__Aufgabe a__:
Beantworte anhand des Textes über die frankfurterfilmschau diese Fragen:
(i) Welches Festival in Amsterdam wird als Partner genannt?
(ii) Welche Art von Filmen umfasst die historische Programmreihe?
(iii) Aus welchem Zeitraum sollen die Filme dieser Reihe stammen?

Ergänzend stellt die frankfurterfilmschau in Zusammenarbeit mit verschiedenen Dokumentarfilmfestivals wie z.B. dem Dokumentarfilm Festival München, dem Internationalen Leipziger Festival für Dokumentar- und Animationsfilm, der Duisburger Filmwoche oder dem International Documentary Filmfestival Amsterdam aktuelle kurze Dokumentarfilmprogramme zusammen.
Eine historische Programmreihe mit experimentellen Dokumentarfilmen Kino Prawda/Direct Cinema vervollständigt das aktuelle Programm. Hier sollen Filme aus den wichtigsten filmischen Epochen der 20er Jahre bis hin zur Moderne gezeigt werden, die sowohl den Dokumentarfilm als auch die Avantgarde geprägt haben.

__Vorliegende Auflistung__:
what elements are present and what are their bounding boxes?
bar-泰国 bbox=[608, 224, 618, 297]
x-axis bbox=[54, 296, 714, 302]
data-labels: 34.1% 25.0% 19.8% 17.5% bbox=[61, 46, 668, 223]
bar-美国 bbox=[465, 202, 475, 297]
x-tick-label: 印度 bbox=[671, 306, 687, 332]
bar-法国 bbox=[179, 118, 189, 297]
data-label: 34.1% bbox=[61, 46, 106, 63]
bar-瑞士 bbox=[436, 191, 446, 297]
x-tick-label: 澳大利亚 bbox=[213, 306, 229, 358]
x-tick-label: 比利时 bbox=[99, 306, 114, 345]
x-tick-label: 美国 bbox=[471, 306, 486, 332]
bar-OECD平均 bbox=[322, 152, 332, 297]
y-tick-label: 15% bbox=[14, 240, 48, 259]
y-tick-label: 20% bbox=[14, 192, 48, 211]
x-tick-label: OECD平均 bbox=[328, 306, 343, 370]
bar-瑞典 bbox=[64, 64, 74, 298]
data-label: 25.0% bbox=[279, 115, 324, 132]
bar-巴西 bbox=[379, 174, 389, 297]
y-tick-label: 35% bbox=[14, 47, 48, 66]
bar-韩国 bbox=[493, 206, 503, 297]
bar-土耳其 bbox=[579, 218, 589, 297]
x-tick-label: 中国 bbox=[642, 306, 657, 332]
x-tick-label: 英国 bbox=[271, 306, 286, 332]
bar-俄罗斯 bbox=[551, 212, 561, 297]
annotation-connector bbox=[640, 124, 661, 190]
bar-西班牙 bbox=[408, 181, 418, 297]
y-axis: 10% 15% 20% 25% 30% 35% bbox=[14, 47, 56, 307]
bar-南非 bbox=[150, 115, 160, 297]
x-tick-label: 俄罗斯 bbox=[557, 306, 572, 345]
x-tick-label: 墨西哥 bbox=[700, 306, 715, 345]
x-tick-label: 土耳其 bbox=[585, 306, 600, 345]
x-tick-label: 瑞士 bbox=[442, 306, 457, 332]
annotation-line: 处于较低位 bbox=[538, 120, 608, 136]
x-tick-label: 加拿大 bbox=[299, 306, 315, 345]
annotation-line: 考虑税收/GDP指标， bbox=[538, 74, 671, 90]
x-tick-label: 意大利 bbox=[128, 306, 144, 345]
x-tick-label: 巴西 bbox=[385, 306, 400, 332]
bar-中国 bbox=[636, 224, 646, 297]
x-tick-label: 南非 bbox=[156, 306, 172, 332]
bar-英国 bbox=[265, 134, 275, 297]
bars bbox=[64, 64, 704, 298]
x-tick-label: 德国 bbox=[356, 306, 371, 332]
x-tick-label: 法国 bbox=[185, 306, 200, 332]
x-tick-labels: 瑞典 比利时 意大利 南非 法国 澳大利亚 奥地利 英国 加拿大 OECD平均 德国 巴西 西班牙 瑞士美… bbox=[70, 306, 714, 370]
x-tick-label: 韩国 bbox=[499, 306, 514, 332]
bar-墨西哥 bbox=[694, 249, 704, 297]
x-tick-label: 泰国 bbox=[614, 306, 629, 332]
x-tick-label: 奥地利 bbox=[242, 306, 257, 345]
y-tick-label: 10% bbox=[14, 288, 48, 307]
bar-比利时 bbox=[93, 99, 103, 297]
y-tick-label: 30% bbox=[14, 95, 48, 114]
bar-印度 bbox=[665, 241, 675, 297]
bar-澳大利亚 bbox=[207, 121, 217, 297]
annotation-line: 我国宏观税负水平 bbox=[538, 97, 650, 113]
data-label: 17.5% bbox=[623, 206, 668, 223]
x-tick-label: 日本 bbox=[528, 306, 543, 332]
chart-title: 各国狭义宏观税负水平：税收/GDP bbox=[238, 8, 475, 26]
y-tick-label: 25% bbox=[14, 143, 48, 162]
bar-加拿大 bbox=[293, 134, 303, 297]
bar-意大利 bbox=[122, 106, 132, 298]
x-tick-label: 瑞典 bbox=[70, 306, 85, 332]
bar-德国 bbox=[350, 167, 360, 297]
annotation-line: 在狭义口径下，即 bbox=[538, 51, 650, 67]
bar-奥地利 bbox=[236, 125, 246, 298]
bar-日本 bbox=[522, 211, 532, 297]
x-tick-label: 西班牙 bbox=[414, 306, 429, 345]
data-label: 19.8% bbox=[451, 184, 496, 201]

__Aufgabe b__: Gib aus der Auflistung die Zeilen vom Anfang bis einschließlich der Zeile mit „bar-瑞士 bbox=[436, 191, 446, 297]“ unverändert wieder.

__Ausgearbeitete Lösung a__:
(i) Genannt wird das International Documentary Filmfestival Amsterdam.
(ii) Die historische Programmreihe umfasst experimentelle Dokumentarfilme.
(iii) Die Filme sollen aus den wichtigsten filmischen Epochen der 20er Jahre bis hin zur Moderne stammen.

__Ausgearbeitete Lösung b__:
what elements are present and what are their bounding boxes?
bar-泰国 bbox=[608, 224, 618, 297]
x-axis bbox=[54, 296, 714, 302]
data-labels: 34.1% 25.0% 19.8% 17.5% bbox=[61, 46, 668, 223]
bar-美国 bbox=[465, 202, 475, 297]
x-tick-label: 印度 bbox=[671, 306, 687, 332]
bar-法国 bbox=[179, 118, 189, 297]
data-label: 34.1% bbox=[61, 46, 106, 63]
bar-瑞士 bbox=[436, 191, 446, 297]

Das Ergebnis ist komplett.